Task details:
Below is a block of records; return all of them exactly, but without the images.

Dataset extract:

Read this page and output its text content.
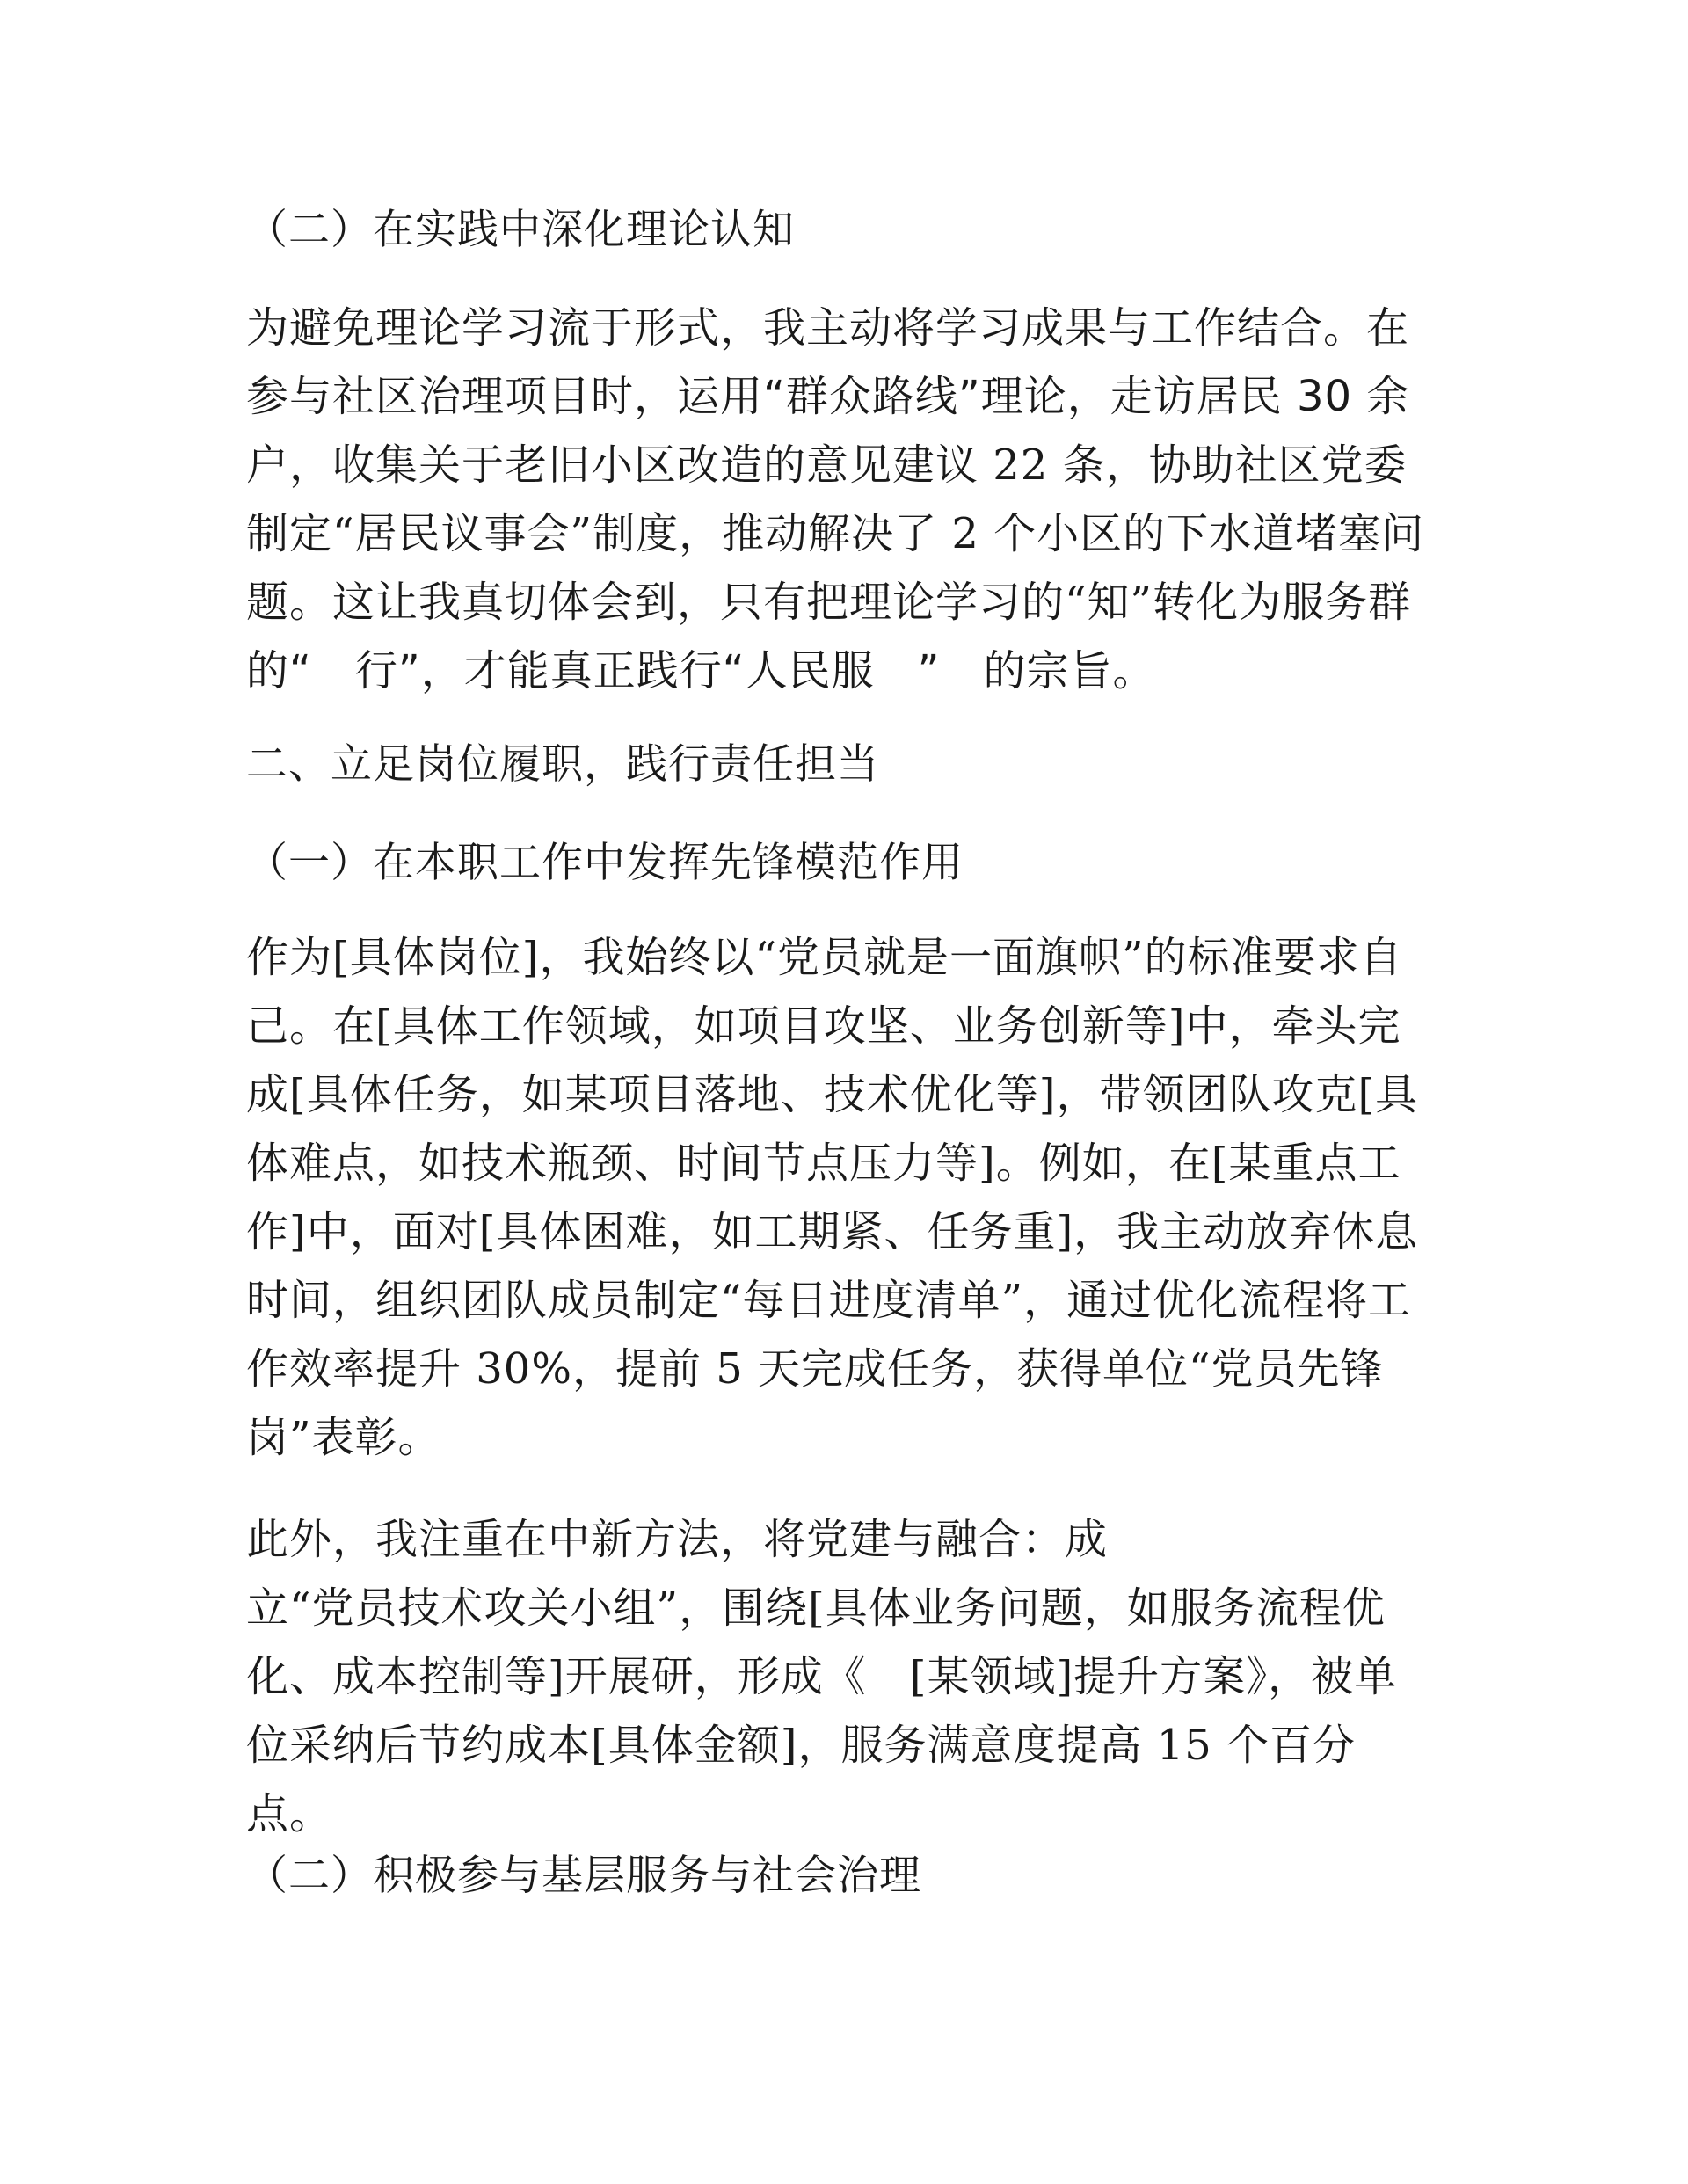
（二）在实践中深化理论认知
为避免理论学习流于形式，我主动将学习成果与工作结合。在
参与社区治理项目时，运用“群众路线”理论，走访居民 30 余
户，收集关于老旧小区改造的意见建议 22 条，协助社区党委
制定“居民议事会”制度，推动解决了 2 个小区的下水道堵塞问
题。这让我真切体会到，只有把理论学习的“知”转化为服务群
的“　行”，才能真正践行“人民服　”　的宗旨。
二、立足岗位履职，践行责任担当
（一）在本职工作中发挥先锋模范作用
作为[具体岗位]，我始终以“党员就是一面旗帜”的标准要求自
己。在[具体工作领域，如项目攻坚、业务创新等]中，牵头完
成[具体任务，如某项目落地、技术优化等]，带领团队攻克[具
体难点，如技术瓶颈、时间节点压力等]。例如，在[某重点工
作]中，面对[具体困难，如工期紧、任务重]，我主动放弃休息
时间，组织团队成员制定“每日进度清单”，通过优化流程将工
作效率提升 30%，提前 5 天完成任务，获得单位“党员先锋
岗”表彰。
此外，我注重在中新方法，将党建与融合：成
立“党员技术攻关小组”，围绕[具体业务问题，如服务流程优
化、成本控制等]开展研，形成《　[某领域]提升方案》，被单
位采纳后节约成本[具体金额]，服务满意度提高 15 个百分
点。
（二）积极参与基层服务与社会治理
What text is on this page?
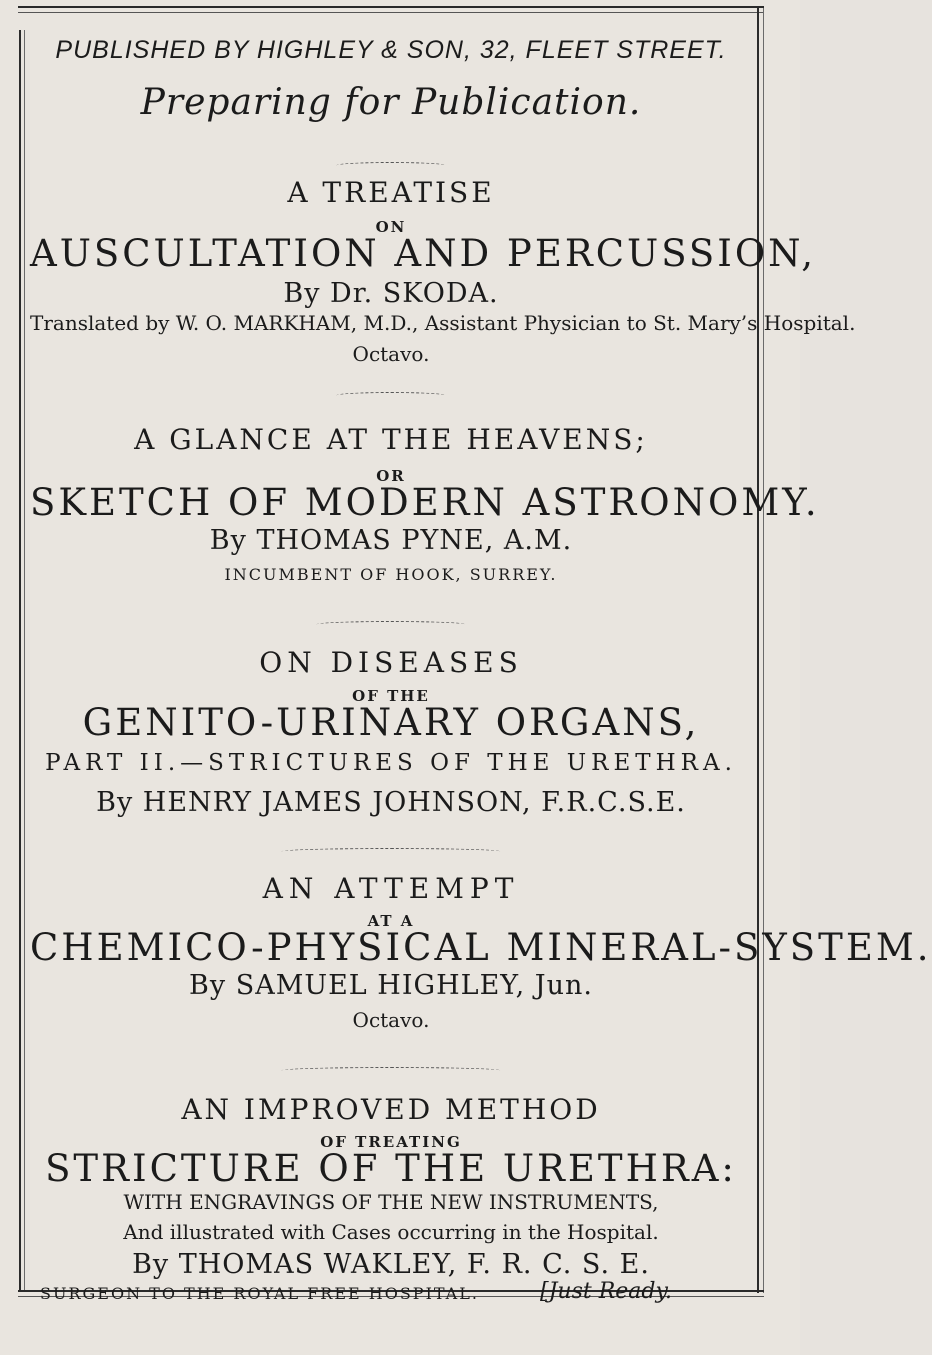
PUBLISHED BY HIGHLEY & SON, 32, FLEET STREET.
Preparing for Publication.
A TREATISE
ON
AUSCULTATION AND PERCUSSION,
By Dr. SKODA.
Translated by W. O. MARKHAM, M.D., Assistant Physician to St. Mary’s Hospital.
Octavo.
A GLANCE AT THE HEAVENS;
OR
SKETCH OF MODERN ASTRONOMY.
By THOMAS PYNE, A.M.
INCUMBENT OF HOOK, SURREY.
ON DISEASES
OF THE
GENITO-URINARY ORGANS,
PART II.—STRICTURES OF THE URETHRA.
By HENRY JAMES JOHNSON, F.R.C.S.E.
AN ATTEMPT
AT A
CHEMICO-PHYSICAL MINERAL-SYSTEM.
By SAMUEL HIGHLEY, Jun.
Octavo.
AN IMPROVED METHOD
OF TREATING
STRICTURE OF THE URETHRA:
WITH ENGRAVINGS OF THE NEW INSTRUMENTS,
And illustrated with Cases occurring in the Hospital.
By THOMAS WAKLEY, F. R. C. S. E.
SURGEON TO THE ROYAL FREE HOSPITAL.	[Just Ready.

Written solution:
Read this page and output its text content.
（二）在实践中深化理论认知
为避免理论学习流于形式，我主动将学习成果与工作结合。在
参与社区治理项目时，运用“群众路线”理论，走访居民 30 余
户，收集关于老旧小区改造的意见建议 22 条，协助社区党委
制定“居民议事会”制度，推动解决了 2 个小区的下水道堵塞问
题。这让我真切体会到，只有把理论学习的“知”转化为服务群
的“　行”，才能真正践行“人民服　”　的宗旨。
二、立足岗位履职，践行责任担当
（一）在本职工作中发挥先锋模范作用
作为[具体岗位]，我始终以“党员就是一面旗帜”的标准要求自
己。在[具体工作领域，如项目攻坚、业务创新等]中，牵头完
成[具体任务，如某项目落地、技术优化等]，带领团队攻克[具
体难点，如技术瓶颈、时间节点压力等]。例如，在[某重点工
作]中，面对[具体困难，如工期紧、任务重]，我主动放弃休息
时间，组织团队成员制定“每日进度清单”，通过优化流程将工
作效率提升 30%，提前 5 天完成任务，获得单位“党员先锋
岗”表彰。
此外，我注重在中新方法，将党建与融合：成
立“党员技术攻关小组”，围绕[具体业务问题，如服务流程优
化、成本控制等]开展研，形成《　[某领域]提升方案》，被单
位采纳后节约成本[具体金额]，服务满意度提高 15 个百分
点。
（二）积极参与基层服务与社会治理
What text is on this page?
PUBLISHED BY HIGHLEY & SON, 32, FLEET STREET.
Preparing for Publication.
A TREATISE
ON
AUSCULTATION AND PERCUSSION,
By Dr. SKODA.
Translated by W. O. MARKHAM, M.D., Assistant Physician to St. Mary’s Hospital.
Octavo.
A GLANCE AT THE HEAVENS;
OR
SKETCH OF MODERN ASTRONOMY.
By THOMAS PYNE, A.M.
INCUMBENT OF HOOK, SURREY.
ON DISEASES
OF THE
GENITO-URINARY ORGANS,
PART II.—STRICTURES OF THE URETHRA.
By HENRY JAMES JOHNSON, F.R.C.S.E.
AN ATTEMPT
AT A
CHEMICO-PHYSICAL MINERAL-SYSTEM.
By SAMUEL HIGHLEY, Jun.
Octavo.
AN IMPROVED METHOD
OF TREATING
STRICTURE OF THE URETHRA:
WITH ENGRAVINGS OF THE NEW INSTRUMENTS,
And illustrated with Cases occurring in the Hospital.
By THOMAS WAKLEY, F. R. C. S. E.
SURGEON TO THE ROYAL FREE HOSPITAL.	[Just Ready.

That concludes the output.